• WHAT YOU HAVE TO DO:
Copy out each line of the data holding "Identité".

• GIVEN DATA:
====================
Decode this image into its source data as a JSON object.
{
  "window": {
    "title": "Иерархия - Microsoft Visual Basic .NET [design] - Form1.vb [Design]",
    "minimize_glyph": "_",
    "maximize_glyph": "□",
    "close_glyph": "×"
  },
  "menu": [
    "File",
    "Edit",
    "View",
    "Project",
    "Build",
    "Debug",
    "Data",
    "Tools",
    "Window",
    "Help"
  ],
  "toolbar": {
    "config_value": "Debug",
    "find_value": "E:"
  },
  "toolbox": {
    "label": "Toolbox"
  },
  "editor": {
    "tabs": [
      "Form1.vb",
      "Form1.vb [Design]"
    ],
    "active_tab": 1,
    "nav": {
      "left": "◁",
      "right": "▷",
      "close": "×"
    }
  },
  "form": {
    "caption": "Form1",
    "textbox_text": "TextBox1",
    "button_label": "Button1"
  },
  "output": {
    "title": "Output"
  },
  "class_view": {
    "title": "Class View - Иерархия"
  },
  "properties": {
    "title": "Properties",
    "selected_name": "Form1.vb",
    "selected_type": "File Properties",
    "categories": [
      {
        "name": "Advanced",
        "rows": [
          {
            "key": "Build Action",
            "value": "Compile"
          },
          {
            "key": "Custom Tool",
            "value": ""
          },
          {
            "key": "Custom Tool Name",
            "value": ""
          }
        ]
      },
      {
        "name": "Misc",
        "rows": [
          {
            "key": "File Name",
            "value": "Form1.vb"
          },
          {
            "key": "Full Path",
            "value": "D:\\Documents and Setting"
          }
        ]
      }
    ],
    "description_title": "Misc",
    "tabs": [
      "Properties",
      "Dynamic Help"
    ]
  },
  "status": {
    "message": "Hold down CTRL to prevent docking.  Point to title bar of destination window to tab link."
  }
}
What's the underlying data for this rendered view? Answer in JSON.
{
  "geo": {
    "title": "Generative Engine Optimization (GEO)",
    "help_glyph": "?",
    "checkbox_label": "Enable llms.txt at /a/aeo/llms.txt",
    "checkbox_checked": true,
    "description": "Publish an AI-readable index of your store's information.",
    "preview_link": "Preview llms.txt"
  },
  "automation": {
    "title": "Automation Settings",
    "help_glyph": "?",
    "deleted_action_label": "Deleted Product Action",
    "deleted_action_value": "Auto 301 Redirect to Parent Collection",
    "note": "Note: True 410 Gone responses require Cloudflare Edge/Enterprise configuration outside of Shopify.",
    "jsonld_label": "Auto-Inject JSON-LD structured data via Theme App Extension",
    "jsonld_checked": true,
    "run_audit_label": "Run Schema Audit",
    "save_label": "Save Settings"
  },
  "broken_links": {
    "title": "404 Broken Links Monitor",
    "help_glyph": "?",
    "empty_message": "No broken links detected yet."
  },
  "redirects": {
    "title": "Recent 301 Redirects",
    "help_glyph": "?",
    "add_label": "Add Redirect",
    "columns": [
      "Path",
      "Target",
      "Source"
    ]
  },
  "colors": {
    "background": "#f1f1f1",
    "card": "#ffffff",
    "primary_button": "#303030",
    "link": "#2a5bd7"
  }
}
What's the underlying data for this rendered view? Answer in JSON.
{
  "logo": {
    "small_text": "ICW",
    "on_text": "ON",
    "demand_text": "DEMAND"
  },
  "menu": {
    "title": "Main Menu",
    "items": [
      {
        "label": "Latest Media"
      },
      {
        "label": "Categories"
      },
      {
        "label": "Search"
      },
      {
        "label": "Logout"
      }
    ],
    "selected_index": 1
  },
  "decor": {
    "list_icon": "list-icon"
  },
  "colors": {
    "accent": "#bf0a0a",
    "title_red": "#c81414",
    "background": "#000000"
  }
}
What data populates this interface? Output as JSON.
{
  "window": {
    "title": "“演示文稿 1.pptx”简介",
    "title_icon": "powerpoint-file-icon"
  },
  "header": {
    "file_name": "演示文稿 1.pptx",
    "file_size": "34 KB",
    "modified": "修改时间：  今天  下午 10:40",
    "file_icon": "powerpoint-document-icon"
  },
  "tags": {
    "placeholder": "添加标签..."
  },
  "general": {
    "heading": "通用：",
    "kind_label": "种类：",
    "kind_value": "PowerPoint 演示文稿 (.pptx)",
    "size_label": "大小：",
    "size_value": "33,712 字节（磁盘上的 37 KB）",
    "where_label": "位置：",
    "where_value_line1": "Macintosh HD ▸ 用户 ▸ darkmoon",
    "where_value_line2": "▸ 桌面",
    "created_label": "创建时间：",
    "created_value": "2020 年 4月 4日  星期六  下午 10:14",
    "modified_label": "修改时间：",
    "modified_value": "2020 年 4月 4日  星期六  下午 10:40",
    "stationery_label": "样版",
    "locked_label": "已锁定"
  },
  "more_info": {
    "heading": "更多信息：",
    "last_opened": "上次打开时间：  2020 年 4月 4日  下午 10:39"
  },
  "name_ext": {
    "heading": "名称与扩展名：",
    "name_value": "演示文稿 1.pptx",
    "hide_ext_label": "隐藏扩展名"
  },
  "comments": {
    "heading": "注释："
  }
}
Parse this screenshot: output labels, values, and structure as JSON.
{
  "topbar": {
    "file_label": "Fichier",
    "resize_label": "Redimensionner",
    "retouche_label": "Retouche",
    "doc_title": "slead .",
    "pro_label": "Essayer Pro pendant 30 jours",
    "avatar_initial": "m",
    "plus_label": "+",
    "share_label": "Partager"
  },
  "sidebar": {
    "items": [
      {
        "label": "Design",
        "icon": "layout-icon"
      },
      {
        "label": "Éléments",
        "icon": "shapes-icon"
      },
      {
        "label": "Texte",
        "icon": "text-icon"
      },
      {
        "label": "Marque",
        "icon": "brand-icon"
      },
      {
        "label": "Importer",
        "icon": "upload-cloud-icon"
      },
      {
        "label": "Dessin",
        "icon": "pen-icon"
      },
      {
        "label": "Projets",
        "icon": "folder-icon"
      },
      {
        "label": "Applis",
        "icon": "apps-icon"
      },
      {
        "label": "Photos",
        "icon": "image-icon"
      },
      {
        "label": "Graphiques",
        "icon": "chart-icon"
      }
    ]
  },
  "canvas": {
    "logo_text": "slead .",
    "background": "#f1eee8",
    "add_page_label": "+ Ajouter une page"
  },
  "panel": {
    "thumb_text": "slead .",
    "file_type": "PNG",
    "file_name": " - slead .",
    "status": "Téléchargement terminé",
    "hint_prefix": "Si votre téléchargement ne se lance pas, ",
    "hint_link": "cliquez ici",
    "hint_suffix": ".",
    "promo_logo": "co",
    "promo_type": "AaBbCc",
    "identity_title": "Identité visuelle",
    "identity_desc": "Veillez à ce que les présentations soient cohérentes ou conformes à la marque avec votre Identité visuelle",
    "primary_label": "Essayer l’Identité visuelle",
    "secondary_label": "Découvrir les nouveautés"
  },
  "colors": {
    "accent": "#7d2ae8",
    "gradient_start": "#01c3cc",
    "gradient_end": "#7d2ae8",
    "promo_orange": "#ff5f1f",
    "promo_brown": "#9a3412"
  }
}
====================
• OUTPUT FOR THIS TASK:
    "identity_title": "Identité visuelle",
    "identity_desc": "Veillez à ce que les présentations soient cohérentes ou conformes à la marque avec votre Identité visuelle",
    "primary_label": "Essayer l’Identité visuelle",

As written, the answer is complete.